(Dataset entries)

----------------------------------------

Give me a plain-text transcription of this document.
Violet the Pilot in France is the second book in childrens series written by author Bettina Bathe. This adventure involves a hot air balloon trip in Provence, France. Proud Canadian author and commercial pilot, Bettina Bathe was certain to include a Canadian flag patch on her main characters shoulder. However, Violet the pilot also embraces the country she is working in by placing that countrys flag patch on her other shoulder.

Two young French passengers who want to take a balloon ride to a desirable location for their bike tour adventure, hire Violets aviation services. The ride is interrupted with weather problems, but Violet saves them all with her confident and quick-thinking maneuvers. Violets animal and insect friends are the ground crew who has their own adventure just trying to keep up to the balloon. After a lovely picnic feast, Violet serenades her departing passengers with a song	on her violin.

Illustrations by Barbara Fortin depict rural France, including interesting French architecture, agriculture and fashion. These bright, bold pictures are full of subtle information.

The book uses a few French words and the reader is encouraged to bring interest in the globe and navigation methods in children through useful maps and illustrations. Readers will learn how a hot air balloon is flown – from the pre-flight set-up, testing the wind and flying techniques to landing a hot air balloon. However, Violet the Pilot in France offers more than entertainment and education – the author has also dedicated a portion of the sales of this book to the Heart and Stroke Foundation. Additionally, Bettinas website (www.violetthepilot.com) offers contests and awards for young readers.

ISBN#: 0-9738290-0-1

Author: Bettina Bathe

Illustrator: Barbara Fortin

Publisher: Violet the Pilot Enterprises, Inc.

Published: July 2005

----------------------------------------

**Brief:**
In the listing, find all lines with the string "Fortin" and copy them.

**Final result:**
Illustrations by Barbara Fortin depict rural France, including interesting French architecture, agriculture and fashion. These bright, bold pictures are full of subtle information.
Illustrator: Barbara Fortin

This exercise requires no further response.